>> Start

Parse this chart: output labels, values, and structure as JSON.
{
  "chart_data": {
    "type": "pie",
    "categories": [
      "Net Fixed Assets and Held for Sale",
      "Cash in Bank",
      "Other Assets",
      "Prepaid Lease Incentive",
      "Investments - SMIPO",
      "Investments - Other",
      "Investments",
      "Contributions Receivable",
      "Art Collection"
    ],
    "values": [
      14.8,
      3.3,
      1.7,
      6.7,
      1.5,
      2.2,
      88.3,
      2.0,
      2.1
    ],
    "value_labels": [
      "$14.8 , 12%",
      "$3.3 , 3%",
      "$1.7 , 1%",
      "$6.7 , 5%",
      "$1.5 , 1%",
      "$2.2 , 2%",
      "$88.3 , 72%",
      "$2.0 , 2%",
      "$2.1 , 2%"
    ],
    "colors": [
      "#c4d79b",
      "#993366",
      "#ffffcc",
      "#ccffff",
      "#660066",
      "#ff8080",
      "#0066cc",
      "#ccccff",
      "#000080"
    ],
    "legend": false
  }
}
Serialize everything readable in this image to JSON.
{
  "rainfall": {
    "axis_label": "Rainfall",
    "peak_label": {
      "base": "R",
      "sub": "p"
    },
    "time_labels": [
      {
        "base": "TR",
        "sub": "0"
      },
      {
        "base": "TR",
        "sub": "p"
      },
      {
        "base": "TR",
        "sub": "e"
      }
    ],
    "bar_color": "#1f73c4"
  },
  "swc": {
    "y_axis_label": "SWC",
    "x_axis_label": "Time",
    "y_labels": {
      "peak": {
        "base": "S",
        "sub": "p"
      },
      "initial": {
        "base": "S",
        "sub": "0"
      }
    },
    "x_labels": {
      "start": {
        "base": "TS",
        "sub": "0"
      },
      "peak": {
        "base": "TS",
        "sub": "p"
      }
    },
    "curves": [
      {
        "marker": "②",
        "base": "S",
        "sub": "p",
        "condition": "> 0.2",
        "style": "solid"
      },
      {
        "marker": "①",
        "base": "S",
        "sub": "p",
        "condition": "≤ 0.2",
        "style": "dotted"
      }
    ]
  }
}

>> End

Problem description → The records above need to be transcribed in full. Keep every character unchanged.

Completed exercise →
Parse this chart: output labels, values, and structure as JSON.
{
  "chart_data": {
    "type": "pie",
    "categories": [
      "Net Fixed Assets and Held for Sale",
      "Cash in Bank",
      "Other Assets",
      "Prepaid Lease Incentive",
      "Investments - SMIPO",
      "Investments - Other",
      "Investments",
      "Contributions Receivable",
      "Art Collection"
    ],
    "values": [
      14.8,
      3.3,
      1.7,
      6.7,
      1.5,
      2.2,
      88.3,
      2.0,
      2.1
    ],
    "value_labels": [
      "$14.8 , 12%",
      "$3.3 , 3%",
      "$1.7 , 1%",
      "$6.7 , 5%",
      "$1.5 , 1%",
      "$2.2 , 2%",
      "$88.3 , 72%",
      "$2.0 , 2%",
      "$2.1 , 2%"
    ],
    "colors": [
      "#c4d79b",
      "#993366",
      "#ffffcc",
      "#ccffff",
      "#660066",
      "#ff8080",
      "#0066cc",
      "#ccccff",
      "#000080"
    ],
    "legend": false
  }
}
Serialize everything readable in this image to JSON.
{
  "rainfall": {
    "axis_label": "Rainfall",
    "peak_label": {
      "base": "R",
      "sub": "p"
    },
    "time_labels": [
      {
        "base": "TR",
        "sub": "0"
      },
      {
        "base": "TR",
        "sub": "p"
      },
      {
        "base": "TR",
        "sub": "e"
      }
    ],
    "bar_color": "#1f73c4"
  },
  "swc": {
    "y_axis_label": "SWC",
    "x_axis_label": "Time",
    "y_labels": {
      "peak": {
        "base": "S",
        "sub": "p"
      },
      "initial": {
        "base": "S",
        "sub": "0"
      }
    },
    "x_labels": {
      "start": {
        "base": "TS",
        "sub": "0"
      },
      "peak": {
        "base": "TS",
        "sub": "p"
      }
    },
    "curves": [
      {
        "marker": "②",
        "base": "S",
        "sub": "p",
        "condition": "> 0.2",
        "style": "solid"
      },
      {
        "marker": "①",
        "base": "S",
        "sub": "p",
        "condition": "≤ 0.2",
        "style": "dotted"
      }
    ]
  }
}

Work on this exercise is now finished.